((

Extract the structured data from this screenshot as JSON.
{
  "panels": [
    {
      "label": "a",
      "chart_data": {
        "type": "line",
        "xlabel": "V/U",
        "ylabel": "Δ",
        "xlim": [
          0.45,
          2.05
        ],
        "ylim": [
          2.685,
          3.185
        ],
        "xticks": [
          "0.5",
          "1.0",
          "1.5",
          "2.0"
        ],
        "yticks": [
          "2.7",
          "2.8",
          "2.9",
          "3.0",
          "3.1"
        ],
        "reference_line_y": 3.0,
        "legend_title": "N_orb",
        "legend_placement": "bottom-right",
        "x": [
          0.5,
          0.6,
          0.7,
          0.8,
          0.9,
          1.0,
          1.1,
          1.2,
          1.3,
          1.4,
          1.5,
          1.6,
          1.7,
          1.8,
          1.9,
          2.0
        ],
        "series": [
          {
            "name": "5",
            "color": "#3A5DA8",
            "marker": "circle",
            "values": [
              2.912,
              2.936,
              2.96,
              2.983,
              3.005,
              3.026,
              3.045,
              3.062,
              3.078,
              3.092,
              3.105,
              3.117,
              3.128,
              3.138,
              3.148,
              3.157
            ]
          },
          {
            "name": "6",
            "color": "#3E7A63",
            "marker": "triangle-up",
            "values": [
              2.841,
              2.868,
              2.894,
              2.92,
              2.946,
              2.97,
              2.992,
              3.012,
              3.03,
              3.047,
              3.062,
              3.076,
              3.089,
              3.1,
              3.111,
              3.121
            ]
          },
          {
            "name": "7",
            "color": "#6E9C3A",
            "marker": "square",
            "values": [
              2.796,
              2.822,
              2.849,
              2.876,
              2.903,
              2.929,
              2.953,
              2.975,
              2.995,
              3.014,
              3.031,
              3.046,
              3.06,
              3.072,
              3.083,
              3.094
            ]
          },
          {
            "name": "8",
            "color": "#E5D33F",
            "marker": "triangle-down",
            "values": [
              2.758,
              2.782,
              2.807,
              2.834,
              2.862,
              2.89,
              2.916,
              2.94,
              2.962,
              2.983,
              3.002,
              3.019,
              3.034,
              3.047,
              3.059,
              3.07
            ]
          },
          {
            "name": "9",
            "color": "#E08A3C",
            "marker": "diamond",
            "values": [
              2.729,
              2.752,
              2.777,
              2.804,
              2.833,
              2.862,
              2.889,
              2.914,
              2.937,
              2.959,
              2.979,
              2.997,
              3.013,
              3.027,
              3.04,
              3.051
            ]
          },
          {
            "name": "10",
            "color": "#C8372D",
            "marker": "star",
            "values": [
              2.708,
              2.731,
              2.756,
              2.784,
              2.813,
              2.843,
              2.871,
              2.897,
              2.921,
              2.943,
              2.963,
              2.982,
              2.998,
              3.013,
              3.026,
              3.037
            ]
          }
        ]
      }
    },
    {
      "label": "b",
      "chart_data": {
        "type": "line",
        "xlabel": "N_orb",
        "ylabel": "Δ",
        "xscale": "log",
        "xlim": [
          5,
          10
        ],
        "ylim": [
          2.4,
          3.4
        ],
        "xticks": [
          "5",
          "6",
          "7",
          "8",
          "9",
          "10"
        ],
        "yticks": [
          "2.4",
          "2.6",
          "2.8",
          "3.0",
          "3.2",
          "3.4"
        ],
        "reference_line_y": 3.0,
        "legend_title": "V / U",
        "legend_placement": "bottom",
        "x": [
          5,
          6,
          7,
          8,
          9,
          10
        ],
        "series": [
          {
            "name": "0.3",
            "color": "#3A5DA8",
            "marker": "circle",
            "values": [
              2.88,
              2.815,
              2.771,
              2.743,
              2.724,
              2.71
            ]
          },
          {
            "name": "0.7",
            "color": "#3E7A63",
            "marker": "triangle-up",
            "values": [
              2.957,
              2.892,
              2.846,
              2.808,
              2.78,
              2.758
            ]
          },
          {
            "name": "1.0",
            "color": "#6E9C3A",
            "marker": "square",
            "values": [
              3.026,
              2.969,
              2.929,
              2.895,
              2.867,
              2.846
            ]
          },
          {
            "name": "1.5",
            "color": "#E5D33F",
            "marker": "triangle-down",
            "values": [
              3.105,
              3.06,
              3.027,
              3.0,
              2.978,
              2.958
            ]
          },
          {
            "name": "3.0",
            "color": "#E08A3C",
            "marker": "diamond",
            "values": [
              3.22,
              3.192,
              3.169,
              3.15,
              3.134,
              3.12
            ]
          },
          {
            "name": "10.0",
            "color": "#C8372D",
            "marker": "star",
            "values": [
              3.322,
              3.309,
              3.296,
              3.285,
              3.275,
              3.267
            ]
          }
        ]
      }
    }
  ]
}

))

§ **TASK OBJECTIVE**: Copy out the whole listing exactly as written.

§ **THE OUTPUT**:
Extract the structured data from this screenshot as JSON.
{
  "panels": [
    {
      "label": "a",
      "chart_data": {
        "type": "line",
        "xlabel": "V/U",
        "ylabel": "Δ",
        "xlim": [
          0.45,
          2.05
        ],
        "ylim": [
          2.685,
          3.185
        ],
        "xticks": [
          "0.5",
          "1.0",
          "1.5",
          "2.0"
        ],
        "yticks": [
          "2.7",
          "2.8",
          "2.9",
          "3.0",
          "3.1"
        ],
        "reference_line_y": 3.0,
        "legend_title": "N_orb",
        "legend_placement": "bottom-right",
        "x": [
          0.5,
          0.6,
          0.7,
          0.8,
          0.9,
          1.0,
          1.1,
          1.2,
          1.3,
          1.4,
          1.5,
          1.6,
          1.7,
          1.8,
          1.9,
          2.0
        ],
        "series": [
          {
            "name": "5",
            "color": "#3A5DA8",
            "marker": "circle",
            "values": [
              2.912,
              2.936,
              2.96,
              2.983,
              3.005,
              3.026,
              3.045,
              3.062,
              3.078,
              3.092,
              3.105,
              3.117,
              3.128,
              3.138,
              3.148,
              3.157
            ]
          },
          {
            "name": "6",
            "color": "#3E7A63",
            "marker": "triangle-up",
            "values": [
              2.841,
              2.868,
              2.894,
              2.92,
              2.946,
              2.97,
              2.992,
              3.012,
              3.03,
              3.047,
              3.062,
              3.076,
              3.089,
              3.1,
              3.111,
              3.121
            ]
          },
          {
            "name": "7",
            "color": "#6E9C3A",
            "marker": "square",
            "values": [
              2.796,
              2.822,
              2.849,
              2.876,
              2.903,
              2.929,
              2.953,
              2.975,
              2.995,
              3.014,
              3.031,
              3.046,
              3.06,
              3.072,
              3.083,
              3.094
            ]
          },
          {
            "name": "8",
            "color": "#E5D33F",
            "marker": "triangle-down",
            "values": [
              2.758,
              2.782,
              2.807,
              2.834,
              2.862,
              2.89,
              2.916,
              2.94,
              2.962,
              2.983,
              3.002,
              3.019,
              3.034,
              3.047,
              3.059,
              3.07
            ]
          },
          {
            "name": "9",
            "color": "#E08A3C",
            "marker": "diamond",
            "values": [
              2.729,
              2.752,
              2.777,
              2.804,
              2.833,
              2.862,
              2.889,
              2.914,
              2.937,
              2.959,
              2.979,
              2.997,
              3.013,
              3.027,
              3.04,
              3.051
            ]
          },
          {
            "name": "10",
            "color": "#C8372D",
            "marker": "star",
            "values": [
              2.708,
              2.731,
              2.756,
              2.784,
              2.813,
              2.843,
              2.871,
              2.897,
              2.921,
              2.943,
              2.963,
              2.982,
              2.998,
              3.013,
              3.026,
              3.037
            ]
          }
        ]
      }
    },
    {
      "label": "b",
      "chart_data": {
        "type": "line",
        "xlabel": "N_orb",
        "ylabel": "Δ",
        "xscale": "log",
        "xlim": [
          5,
          10
        ],
        "ylim": [
          2.4,
          3.4
        ],
        "xticks": [
          "5",
          "6",
          "7",
          "8",
          "9",
          "10"
        ],
        "yticks": [
          "2.4",
          "2.6",
          "2.8",
          "3.0",
          "3.2",
          "3.4"
        ],
        "reference_line_y": 3.0,
        "legend_title": "V / U",
        "legend_placement": "bottom",
        "x": [
          5,
          6,
          7,
          8,
          9,
          10
        ],
        "series": [
          {
            "name": "0.3",
            "color": "#3A5DA8",
            "marker": "circle",
            "values": [
              2.88,
              2.815,
              2.771,
              2.743,
              2.724,
              2.71
            ]
          },
          {
            "name": "0.7",
            "color": "#3E7A63",
            "marker": "triangle-up",
            "values": [
              2.957,
              2.892,
              2.846,
              2.808,
              2.78,
              2.758
            ]
          },
          {
            "name": "1.0",
            "color": "#6E9C3A",
            "marker": "square",
            "values": [
              3.026,
              2.969,
              2.929,
              2.895,
              2.867,
              2.846
            ]
          },
          {
            "name": "1.5",
            "color": "#E5D33F",
            "marker": "triangle-down",
            "values": [
              3.105,
              3.06,
              3.027,
              3.0,
              2.978,
              2.958
            ]
          },
          {
            "name": "3.0",
            "color": "#E08A3C",
            "marker": "diamond",
            "values": [
              3.22,
              3.192,
              3.169,
              3.15,
              3.134,
              3.12
            ]
          },
          {
            "name": "10.0",
            "color": "#C8372D",
            "marker": "star",
            "values": [
              3.322,
              3.309,
              3.296,
              3.285,
              3.275,
              3.267
            ]
          }
        ]
      }
    }
  ]
}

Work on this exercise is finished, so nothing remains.